What is being asked: Starting at the line with "What data populates" in it, reproduce each line below through the last one, exactly, and include nothing else.

Input data:
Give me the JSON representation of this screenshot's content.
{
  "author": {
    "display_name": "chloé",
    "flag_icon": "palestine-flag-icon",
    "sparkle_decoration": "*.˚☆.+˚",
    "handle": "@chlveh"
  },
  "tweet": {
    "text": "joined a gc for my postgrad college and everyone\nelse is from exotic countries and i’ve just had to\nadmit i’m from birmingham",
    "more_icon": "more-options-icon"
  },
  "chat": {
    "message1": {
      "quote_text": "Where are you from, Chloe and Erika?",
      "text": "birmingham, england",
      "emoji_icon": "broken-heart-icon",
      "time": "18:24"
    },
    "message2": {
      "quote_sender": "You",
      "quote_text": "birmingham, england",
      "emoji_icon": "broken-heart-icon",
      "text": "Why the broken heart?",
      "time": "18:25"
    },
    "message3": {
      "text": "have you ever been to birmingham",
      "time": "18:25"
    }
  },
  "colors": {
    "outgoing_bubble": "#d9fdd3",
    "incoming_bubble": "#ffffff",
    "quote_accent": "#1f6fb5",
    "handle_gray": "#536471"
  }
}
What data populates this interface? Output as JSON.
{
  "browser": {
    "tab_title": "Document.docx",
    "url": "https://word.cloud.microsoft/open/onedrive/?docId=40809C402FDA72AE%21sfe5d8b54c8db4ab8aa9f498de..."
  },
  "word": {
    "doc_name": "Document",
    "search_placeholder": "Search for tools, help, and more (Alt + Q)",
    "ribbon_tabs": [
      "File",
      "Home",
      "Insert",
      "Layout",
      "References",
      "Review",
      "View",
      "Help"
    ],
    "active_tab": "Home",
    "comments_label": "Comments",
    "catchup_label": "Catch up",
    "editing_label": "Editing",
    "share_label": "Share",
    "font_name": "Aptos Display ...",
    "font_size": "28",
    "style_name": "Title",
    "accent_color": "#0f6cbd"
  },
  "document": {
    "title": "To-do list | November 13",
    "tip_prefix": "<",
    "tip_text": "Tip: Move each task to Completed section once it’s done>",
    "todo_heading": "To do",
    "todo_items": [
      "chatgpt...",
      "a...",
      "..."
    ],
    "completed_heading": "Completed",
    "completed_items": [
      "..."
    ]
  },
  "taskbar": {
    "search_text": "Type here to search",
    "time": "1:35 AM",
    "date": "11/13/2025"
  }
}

Written answer:
What data populates this interface? Output as JSON.
{
  "browser": {
    "tab_title": "Document.docx",
    "url": "https://word.cloud.microsoft/open/onedrive/?docId=40809C402FDA72AE%21sfe5d8b54c8db4ab8aa9f498de..."
  },
  "word": {
    "doc_name": "Document",
    "search_placeholder": "Search for tools, help, and more (Alt + Q)",
    "ribbon_tabs": [
      "File",
      "Home",
      "Insert",
      "Layout",
      "References",
      "Review",
      "View",
      "Help"
    ],
    "active_tab": "Home",
    "comments_label": "Comments",
    "catchup_label": "Catch up",
    "editing_label": "Editing",
    "share_label": "Share",
    "font_name": "Aptos Display ...",
    "font_size": "28",
    "style_name": "Title",
    "accent_color": "#0f6cbd"
  },
  "document": {
    "title": "To-do list | November 13",
    "tip_prefix": "<",
    "tip_text": "Tip: Move each task to Completed section once it’s done>",
    "todo_heading": "To do",
    "todo_items": [
      "chatgpt...",
      "a...",
      "..."
    ],
    "completed_heading": "Completed",
    "completed_items": [
      "..."
    ]
  },
  "taskbar": {
    "search_text": "Type here to search",
    "time": "1:35 AM",
    "date": "11/13/2025"
  }
}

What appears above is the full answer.